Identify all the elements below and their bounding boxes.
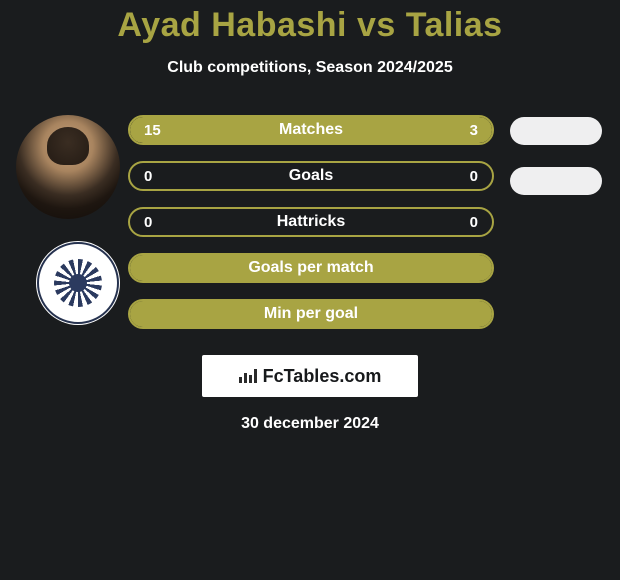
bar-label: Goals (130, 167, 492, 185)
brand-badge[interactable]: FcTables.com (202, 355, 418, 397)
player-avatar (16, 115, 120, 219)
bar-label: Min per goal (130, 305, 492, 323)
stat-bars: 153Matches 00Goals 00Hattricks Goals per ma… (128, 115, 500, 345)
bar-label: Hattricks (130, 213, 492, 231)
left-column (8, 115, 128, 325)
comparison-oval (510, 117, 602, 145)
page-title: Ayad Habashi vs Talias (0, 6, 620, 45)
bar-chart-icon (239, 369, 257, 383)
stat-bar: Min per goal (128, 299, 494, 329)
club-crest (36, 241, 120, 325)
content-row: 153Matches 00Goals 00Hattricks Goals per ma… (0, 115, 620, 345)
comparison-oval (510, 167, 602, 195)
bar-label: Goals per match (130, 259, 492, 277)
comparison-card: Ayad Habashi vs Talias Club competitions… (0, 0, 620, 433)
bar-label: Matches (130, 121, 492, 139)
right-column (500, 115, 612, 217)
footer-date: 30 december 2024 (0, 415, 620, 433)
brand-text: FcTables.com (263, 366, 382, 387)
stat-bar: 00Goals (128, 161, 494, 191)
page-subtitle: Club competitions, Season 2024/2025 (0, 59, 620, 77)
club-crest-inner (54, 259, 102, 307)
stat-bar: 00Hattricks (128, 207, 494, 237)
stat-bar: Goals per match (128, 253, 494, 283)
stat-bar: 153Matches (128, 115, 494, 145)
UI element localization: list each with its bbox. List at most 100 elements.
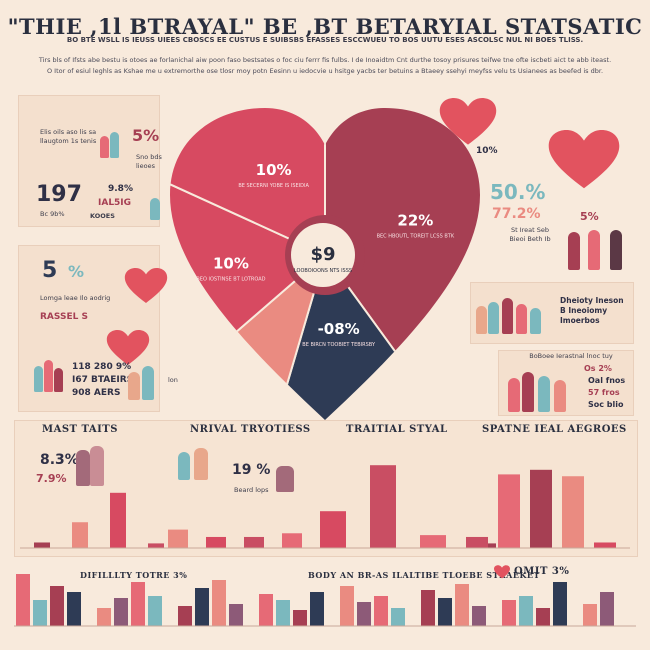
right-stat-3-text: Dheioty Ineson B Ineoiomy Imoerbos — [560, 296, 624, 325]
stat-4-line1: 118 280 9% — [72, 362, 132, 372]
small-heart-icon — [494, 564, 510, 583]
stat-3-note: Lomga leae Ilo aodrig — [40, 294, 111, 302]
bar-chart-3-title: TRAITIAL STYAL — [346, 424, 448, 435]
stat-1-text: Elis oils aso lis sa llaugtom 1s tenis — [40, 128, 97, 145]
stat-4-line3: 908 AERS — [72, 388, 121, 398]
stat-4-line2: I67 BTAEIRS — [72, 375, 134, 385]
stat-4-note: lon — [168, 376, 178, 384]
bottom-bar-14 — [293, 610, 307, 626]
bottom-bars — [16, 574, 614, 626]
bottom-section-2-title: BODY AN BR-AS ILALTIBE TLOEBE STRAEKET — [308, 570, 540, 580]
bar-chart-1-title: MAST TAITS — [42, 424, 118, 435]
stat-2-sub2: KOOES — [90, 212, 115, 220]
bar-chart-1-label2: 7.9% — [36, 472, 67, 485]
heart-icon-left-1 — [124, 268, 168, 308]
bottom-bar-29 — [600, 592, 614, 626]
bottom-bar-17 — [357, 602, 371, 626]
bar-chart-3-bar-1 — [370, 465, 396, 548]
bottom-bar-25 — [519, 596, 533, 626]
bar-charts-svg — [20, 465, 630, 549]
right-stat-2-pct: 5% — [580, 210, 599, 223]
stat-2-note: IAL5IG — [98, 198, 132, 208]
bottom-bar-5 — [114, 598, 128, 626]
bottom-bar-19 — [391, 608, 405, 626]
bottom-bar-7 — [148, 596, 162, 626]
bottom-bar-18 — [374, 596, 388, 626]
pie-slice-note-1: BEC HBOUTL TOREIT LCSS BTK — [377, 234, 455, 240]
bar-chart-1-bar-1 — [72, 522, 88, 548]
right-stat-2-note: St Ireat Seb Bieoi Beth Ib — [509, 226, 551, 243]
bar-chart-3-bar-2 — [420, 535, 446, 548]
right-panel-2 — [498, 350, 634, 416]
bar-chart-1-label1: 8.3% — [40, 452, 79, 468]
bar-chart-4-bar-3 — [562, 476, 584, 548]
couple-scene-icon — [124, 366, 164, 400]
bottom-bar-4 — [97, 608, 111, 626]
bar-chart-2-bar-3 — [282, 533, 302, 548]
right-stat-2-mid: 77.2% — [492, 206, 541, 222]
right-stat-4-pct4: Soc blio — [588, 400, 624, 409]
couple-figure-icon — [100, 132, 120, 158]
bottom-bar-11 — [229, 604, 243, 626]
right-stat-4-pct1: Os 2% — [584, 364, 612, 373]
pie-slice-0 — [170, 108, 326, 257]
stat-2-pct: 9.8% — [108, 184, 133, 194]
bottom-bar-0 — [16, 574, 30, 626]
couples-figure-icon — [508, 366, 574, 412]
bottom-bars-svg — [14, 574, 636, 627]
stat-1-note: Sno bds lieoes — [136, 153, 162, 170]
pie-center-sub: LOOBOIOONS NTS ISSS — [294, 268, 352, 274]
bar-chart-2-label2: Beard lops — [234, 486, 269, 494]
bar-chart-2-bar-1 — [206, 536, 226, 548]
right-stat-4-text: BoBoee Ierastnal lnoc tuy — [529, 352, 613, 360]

WHAT IS BEING ASKED> Render the rows above as a JSON list of strings, one string per line, with blank lines dropped and the pictures left out.

WRITTEN ANSWER>
[
  "Identify all the elements below and their bounding boxes.",
  "bar-label: Goals (130, 167, 492, 185)",
  "brand-badge[interactable]: FcTables.com (202, 355, 418, 397)",
  "player-avatar (16, 115, 120, 219)",
  "bar-label: Min per goal (130, 305, 492, 323)",
  "stat-bars: 153Matches 00Goals 00Hattricks Goals per ma… (128, 115, 500, 345)",
  "bar-label: Hattricks (130, 213, 492, 231)",
  "left-column (8, 115, 128, 325)",
  "comparison-oval (510, 117, 602, 145)",
  "page-title: Ayad Habashi vs Talias (0, 6, 620, 45)",
  "bar-chart-icon (239, 369, 257, 383)",
  "stat-bar: Min per goal (128, 299, 494, 329)",
  "club-crest (36, 241, 120, 325)",
  "content-row: 153Matches 00Goals 00Hattricks Goals per ma… (0, 115, 620, 345)",
  "comparison-oval (510, 167, 602, 195)",
  "bar-label: Goals per match (130, 259, 492, 277)",
  "comparison-card: Ayad Habashi vs Talias Club competitions… (0, 0, 620, 433)",
  "bar-label: Matches (130, 121, 492, 139)",
  "right-column (500, 115, 612, 217)",
  "footer-date: 30 december 2024 (0, 415, 620, 433)",
  "brand-text: FcTables.com (263, 366, 382, 387)",
  "stat-bar: 00Goals (128, 161, 494, 191)",
  "page-subtitle: Club competitions, Season 2024/2025 (0, 59, 620, 77)",
  "club-crest-inner (54, 259, 102, 307)",
  "stat-bar: 00Hattricks (128, 207, 494, 237)",
  "stat-bar: Goals per match (128, 253, 494, 283)",
  "stat-bar: 153Matches (128, 115, 494, 145)",
  "UI element localization: list each with its bbox. List at most 100 elements.",
  "right-stat-3-text: Dheioty Ineson B Ineoiomy Imoerbos — [560, 296, 624, 325]",
  "stat-4-line1: 118 280 9% — [72, 362, 132, 372]",
  "small-heart-icon — [494, 564, 510, 583]",
  "stat-3-note: Lomga leae Ilo aodrig — [40, 294, 111, 302]",
  "bar-chart-3-title: TRAITIAL STYAL — [346, 424, 448, 435]",
  "stat-1-text: Elis oils aso lis sa llaugtom 1s tenis — [40, 128, 97, 145]",
  "stat-4-line3: 908 AERS — [72, 388, 121, 398]",
  "stat-4-line2: I67 BTAEIRS — [72, 375, 134, 385]",
  "stat-4-note: lon — [168, 376, 178, 384]",
  "bottom-bar-14 — [293, 610, 307, 626]",
  "bottom-bars — [16, 574, 614, 626]",
  "bottom-section-2-title: BODY AN BR-AS ILALTIBE TLOEBE STRAEKET — [308, 570, 540, 580]",
  "bar-chart-1-title: MAST TAITS — [42, 424, 118, 435]",
  "stat-2-sub2: KOOES — [90, 212, 115, 220]",
  "bar-chart-1-label2: 7.9% — [36, 472, 67, 485]",
  "heart-icon-left-1 — [124, 268, 168, 308]",
  "bottom-bar-29 — [600, 592, 614, 626]",
  "bottom-bar-17 — [357, 602, 371, 626]",
  "bar-chart-3-bar-1 — [370, 465, 396, 548]",
  "bottom-bar-25 — [519, 596, 533, 626]",
  "bar-charts-svg — [20, 465, 630, 549]",
  "right-stat-2-pct: 5% — [580, 210, 599, 223]",
  "stat-2-note: IAL5IG — [98, 198, 132, 208]",
  "bottom-bar-5 — [114, 598, 128, 626]",
  "bottom-bar-19 — [391, 608, 405, 626]",
  "bottom-bar-7 — [148, 596, 162, 626]",
  "bottom-bar-18 — [374, 596, 388, 626]",
  "pie-slice-note-1: BEC HBOUTL TOREIT LCSS BTK — [377, 234, 455, 240]",
  "bar-chart-1-bar-1 — [72, 522, 88, 548]",
  "right-stat-2-note: St Ireat Seb Bieoi Beth Ib — [509, 226, 551, 243]",
  "bar-chart-3-bar-2 — [420, 535, 446, 548]",
  "right-panel-2 — [498, 350, 634, 416]",
  "bar-chart-1-label1: 8.3% — [40, 452, 79, 468]",
  "bar-chart-4-bar-3 — [562, 476, 584, 548]",
  "couple-scene-icon — [124, 366, 164, 400]",
  "bottom-bar-4 — [97, 608, 111, 626]",
  "bar-chart-2-bar-3 — [282, 533, 302, 548]",
  "right-stat-2-mid: 77.2% — [492, 206, 541, 222]",
  "right-stat-4-pct4: Soc blio — [588, 400, 624, 409]",
  "couple-figure-icon — [100, 132, 120, 158]",
  "bottom-bar-11 — [229, 604, 243, 626]",
  "right-stat-4-pct1: Os 2% — [584, 364, 612, 373]",
  "pie-slice-0 — [170, 108, 326, 257]",
  "stat-2-pct: 9.8% — [108, 184, 133, 194]",
  "bottom-bar-0 — [16, 574, 30, 626]",
  "couples-figure-icon — [508, 366, 574, 412]",
  "bottom-bars-svg — [14, 574, 636, 627]",
  "stat-1-note: Sno bds lieoes — [136, 153, 162, 170]",
  "pie-center-sub: LOOBOIOONS NTS ISSS — [294, 268, 352, 274]",
  "bar-chart-2-label2: Beard lops — [234, 486, 269, 494]",
  "bar-chart-2-bar-1 — [206, 536, 226, 548]",
  "right-stat-4-text: BoBoee Ierastnal lnoc tuy — [529, 352, 613, 360]"
]